◆ GIVEN EXERCISE:
Convert the records, starting at the line that contains "find all labels, buttons, inputs, and" and ending at the line that contains "warning-icon [216,309,230,321]", into a Markdown table with the columns Row and Record, numbering each row and skipping blank lines. Leave the pictures out.

◆ DATA FOR THIS TASK:
----------

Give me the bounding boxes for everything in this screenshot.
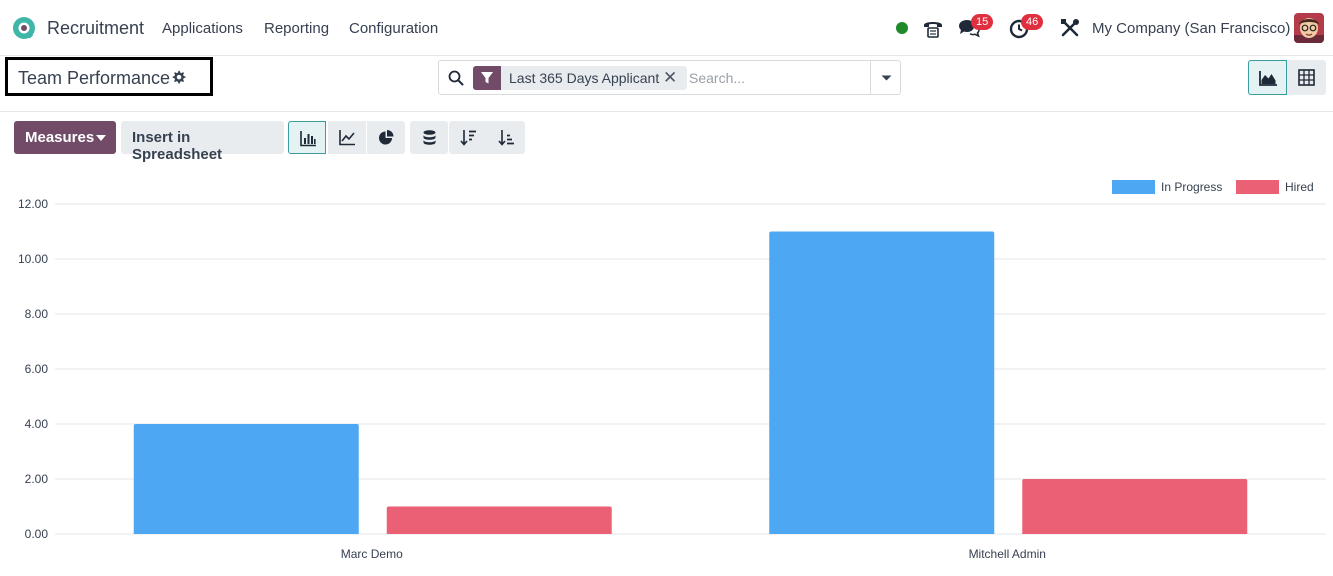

----------

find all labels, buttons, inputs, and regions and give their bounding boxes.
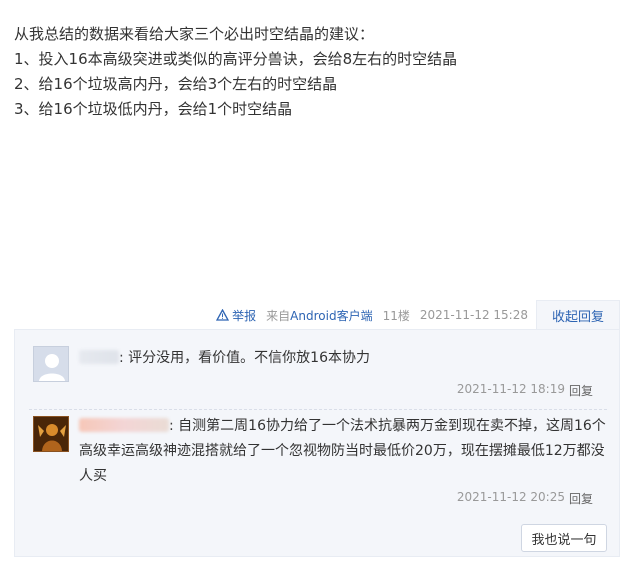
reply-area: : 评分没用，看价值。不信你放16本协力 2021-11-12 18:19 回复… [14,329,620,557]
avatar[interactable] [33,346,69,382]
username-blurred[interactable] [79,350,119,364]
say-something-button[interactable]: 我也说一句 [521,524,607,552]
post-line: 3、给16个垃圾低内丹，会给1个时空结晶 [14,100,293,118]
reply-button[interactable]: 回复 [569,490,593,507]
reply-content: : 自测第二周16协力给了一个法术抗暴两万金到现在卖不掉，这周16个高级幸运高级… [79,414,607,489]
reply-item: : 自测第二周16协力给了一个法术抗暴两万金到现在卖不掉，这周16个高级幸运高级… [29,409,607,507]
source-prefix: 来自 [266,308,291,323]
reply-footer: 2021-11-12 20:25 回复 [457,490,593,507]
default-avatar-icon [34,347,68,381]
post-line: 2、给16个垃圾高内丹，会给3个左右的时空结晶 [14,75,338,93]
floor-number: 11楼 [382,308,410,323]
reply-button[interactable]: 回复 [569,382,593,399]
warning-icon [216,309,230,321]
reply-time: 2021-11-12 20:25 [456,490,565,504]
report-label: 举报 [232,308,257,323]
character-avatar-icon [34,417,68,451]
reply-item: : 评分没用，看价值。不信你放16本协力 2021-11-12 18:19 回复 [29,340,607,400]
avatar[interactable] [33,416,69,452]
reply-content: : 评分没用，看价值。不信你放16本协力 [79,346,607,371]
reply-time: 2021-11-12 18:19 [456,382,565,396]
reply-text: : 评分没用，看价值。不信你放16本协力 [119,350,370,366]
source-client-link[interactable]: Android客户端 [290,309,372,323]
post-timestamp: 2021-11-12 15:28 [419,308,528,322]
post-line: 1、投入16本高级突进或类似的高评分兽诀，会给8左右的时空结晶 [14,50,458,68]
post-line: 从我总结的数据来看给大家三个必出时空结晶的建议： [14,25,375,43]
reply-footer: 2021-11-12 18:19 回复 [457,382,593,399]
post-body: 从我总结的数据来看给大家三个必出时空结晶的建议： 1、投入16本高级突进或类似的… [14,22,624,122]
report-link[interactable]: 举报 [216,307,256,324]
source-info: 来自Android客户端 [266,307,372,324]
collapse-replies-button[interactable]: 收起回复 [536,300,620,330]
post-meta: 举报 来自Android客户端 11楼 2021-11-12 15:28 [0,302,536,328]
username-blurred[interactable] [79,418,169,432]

----------

◆ THE RESULT:
| Row | Record |
|---|---|
| 1 | find all labels, buttons, inputs, and regions and give their bounding boxes. |
| 2 | reply-area: : 评分没用，看价值。不信你放16本协力 2021-11-12 18:19 回复… [14,329,620,557] |
| 3 | avatar[interactable] [33,346,69,382] |
| 4 | username-blurred[interactable] [79,350,119,364] |
| 5 | say-something-button[interactable]: 我也说一句 [521,524,607,552] |
| 6 | post-line: 3、给16个垃圾低内丹，会给1个时空结晶 [14,100,293,118] |
| 7 | reply-button[interactable]: 回复 [569,490,593,507] |
| 8 | reply-content: : 自测第二周16协力给了一个法术抗暴两万金到现在卖不掉，这周16个高级幸运高级… [79,414,607,489] |
| 9 | reply-item: : 自测第二周16协力给了一个法术抗暴两万金到现在卖不掉，这周16个高级幸运高级… [29,409,607,507] |
| 10 | source-prefix: 来自 [266,308,291,323] |
| 11 | reply-footer: 2021-11-12 20:25 回复 [457,490,593,507] |
| 12 | default-avatar-icon [34,347,68,381] |
| 13 | post-line: 2、给16个垃圾高内丹，会给3个左右的时空结晶 [14,75,338,93] |
| 14 | floor-number: 11楼 [382,308,410,323] |
| 15 | reply-button[interactable]: 回复 [569,382,593,399] |
| 16 | warning-icon [216,309,230,321] |